## Brief
Track down every line below that holds "искусствовед" and copy it.

## Items
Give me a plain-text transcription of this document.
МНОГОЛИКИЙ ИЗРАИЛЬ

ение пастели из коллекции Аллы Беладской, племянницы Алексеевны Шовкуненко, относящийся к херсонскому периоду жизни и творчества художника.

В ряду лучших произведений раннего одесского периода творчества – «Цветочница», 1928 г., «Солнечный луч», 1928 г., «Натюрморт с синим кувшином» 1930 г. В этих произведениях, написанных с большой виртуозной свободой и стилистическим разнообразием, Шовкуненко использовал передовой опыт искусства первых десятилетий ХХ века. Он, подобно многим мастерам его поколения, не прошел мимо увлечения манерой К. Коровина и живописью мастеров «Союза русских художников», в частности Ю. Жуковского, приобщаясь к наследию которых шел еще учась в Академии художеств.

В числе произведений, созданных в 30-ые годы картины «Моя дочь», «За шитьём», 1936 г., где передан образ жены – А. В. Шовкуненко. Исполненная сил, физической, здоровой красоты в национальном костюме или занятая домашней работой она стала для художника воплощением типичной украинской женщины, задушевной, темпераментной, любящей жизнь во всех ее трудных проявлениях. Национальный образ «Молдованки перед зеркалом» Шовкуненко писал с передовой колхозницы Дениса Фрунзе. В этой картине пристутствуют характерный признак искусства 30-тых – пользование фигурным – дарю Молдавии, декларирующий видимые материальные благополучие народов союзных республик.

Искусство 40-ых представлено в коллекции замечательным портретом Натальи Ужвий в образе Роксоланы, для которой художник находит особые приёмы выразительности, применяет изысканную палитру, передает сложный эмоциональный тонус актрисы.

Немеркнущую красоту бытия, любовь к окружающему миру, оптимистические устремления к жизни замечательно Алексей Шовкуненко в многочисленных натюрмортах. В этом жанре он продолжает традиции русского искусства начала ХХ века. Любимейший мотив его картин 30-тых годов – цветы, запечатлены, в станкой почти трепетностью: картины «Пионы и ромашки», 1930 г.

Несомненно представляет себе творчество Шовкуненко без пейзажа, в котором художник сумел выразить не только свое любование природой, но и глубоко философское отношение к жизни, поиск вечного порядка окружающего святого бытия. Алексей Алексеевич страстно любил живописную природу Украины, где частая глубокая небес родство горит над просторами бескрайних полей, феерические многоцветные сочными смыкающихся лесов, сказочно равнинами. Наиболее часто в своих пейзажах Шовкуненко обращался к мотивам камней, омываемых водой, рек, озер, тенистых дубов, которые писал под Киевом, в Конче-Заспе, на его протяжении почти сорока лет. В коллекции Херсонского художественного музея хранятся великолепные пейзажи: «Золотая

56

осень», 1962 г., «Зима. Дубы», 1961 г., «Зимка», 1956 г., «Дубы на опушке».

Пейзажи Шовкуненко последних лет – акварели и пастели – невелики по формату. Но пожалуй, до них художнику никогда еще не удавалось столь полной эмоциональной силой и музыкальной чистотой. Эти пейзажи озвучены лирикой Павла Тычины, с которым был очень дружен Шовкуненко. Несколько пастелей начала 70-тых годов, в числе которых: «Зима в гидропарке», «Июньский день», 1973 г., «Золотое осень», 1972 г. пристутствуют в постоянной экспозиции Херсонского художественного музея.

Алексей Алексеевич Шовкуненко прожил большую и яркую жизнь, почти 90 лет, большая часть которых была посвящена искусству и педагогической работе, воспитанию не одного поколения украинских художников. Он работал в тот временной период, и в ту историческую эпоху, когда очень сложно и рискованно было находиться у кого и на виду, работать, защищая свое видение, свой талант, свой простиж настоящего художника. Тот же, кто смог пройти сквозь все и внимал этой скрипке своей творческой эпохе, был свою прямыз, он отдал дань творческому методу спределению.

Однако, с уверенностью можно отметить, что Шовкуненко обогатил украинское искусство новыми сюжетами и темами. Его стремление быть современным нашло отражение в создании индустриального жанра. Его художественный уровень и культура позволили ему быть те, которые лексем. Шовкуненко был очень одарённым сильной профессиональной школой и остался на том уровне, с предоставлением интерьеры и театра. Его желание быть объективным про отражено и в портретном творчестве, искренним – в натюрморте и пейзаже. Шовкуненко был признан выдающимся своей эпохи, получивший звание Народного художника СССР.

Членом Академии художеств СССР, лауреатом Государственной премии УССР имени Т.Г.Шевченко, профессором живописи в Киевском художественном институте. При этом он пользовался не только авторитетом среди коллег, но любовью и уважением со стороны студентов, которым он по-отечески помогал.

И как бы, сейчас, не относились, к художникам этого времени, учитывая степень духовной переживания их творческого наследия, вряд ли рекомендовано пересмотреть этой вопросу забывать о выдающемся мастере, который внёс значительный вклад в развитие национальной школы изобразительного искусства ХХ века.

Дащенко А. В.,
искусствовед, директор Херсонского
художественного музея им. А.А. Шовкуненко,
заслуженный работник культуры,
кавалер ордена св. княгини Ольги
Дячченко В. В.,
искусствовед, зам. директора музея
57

## Complete output
искусствовед, директор Херсонского
искусствовед, зам. директора музея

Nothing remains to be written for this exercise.